---------- EXERCISE MATERIALS

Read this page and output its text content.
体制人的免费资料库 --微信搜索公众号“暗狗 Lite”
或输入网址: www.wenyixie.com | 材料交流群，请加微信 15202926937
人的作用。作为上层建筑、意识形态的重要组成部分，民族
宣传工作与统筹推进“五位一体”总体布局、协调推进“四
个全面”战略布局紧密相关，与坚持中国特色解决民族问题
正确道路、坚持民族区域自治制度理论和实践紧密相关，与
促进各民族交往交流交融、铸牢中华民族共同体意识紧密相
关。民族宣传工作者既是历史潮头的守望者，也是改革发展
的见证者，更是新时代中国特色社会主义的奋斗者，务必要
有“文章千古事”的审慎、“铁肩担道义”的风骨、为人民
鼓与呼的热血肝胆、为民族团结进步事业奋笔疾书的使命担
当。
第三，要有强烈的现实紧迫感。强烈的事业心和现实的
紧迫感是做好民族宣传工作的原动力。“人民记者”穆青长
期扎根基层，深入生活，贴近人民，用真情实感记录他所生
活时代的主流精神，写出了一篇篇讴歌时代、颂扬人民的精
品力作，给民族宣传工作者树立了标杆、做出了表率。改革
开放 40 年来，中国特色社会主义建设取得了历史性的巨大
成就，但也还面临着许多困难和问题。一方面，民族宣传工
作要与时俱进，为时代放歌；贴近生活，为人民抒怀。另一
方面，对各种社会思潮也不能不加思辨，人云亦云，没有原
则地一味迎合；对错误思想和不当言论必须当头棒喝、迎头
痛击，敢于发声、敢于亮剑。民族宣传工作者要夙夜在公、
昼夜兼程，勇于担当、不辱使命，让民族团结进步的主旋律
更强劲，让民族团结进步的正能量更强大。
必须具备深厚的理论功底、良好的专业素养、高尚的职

--------------------

### TASK DETAILS:
Give the listing above again, word for word.

### WRITTEN RESPONSE:
Read this page and output its text content.
体制人的免费资料库 --微信搜索公众号“暗狗 Lite”
或输入网址: www.wenyixie.com | 材料交流群，请加微信 15202926937
人的作用。作为上层建筑、意识形态的重要组成部分，民族
宣传工作与统筹推进“五位一体”总体布局、协调推进“四
个全面”战略布局紧密相关，与坚持中国特色解决民族问题
正确道路、坚持民族区域自治制度理论和实践紧密相关，与
促进各民族交往交流交融、铸牢中华民族共同体意识紧密相
关。民族宣传工作者既是历史潮头的守望者，也是改革发展
的见证者，更是新时代中国特色社会主义的奋斗者，务必要
有“文章千古事”的审慎、“铁肩担道义”的风骨、为人民
鼓与呼的热血肝胆、为民族团结进步事业奋笔疾书的使命担
当。
第三，要有强烈的现实紧迫感。强烈的事业心和现实的
紧迫感是做好民族宣传工作的原动力。“人民记者”穆青长
期扎根基层，深入生活，贴近人民，用真情实感记录他所生
活时代的主流精神，写出了一篇篇讴歌时代、颂扬人民的精
品力作，给民族宣传工作者树立了标杆、做出了表率。改革
开放 40 年来，中国特色社会主义建设取得了历史性的巨大
成就，但也还面临着许多困难和问题。一方面，民族宣传工
作要与时俱进，为时代放歌；贴近生活，为人民抒怀。另一
方面，对各种社会思潮也不能不加思辨，人云亦云，没有原
则地一味迎合；对错误思想和不当言论必须当头棒喝、迎头
痛击，敢于发声、敢于亮剑。民族宣传工作者要夙夜在公、
昼夜兼程，勇于担当、不辱使命，让民族团结进步的主旋律
更强劲，让民族团结进步的正能量更强大。
必须具备深厚的理论功底、良好的专业素养、高尚的职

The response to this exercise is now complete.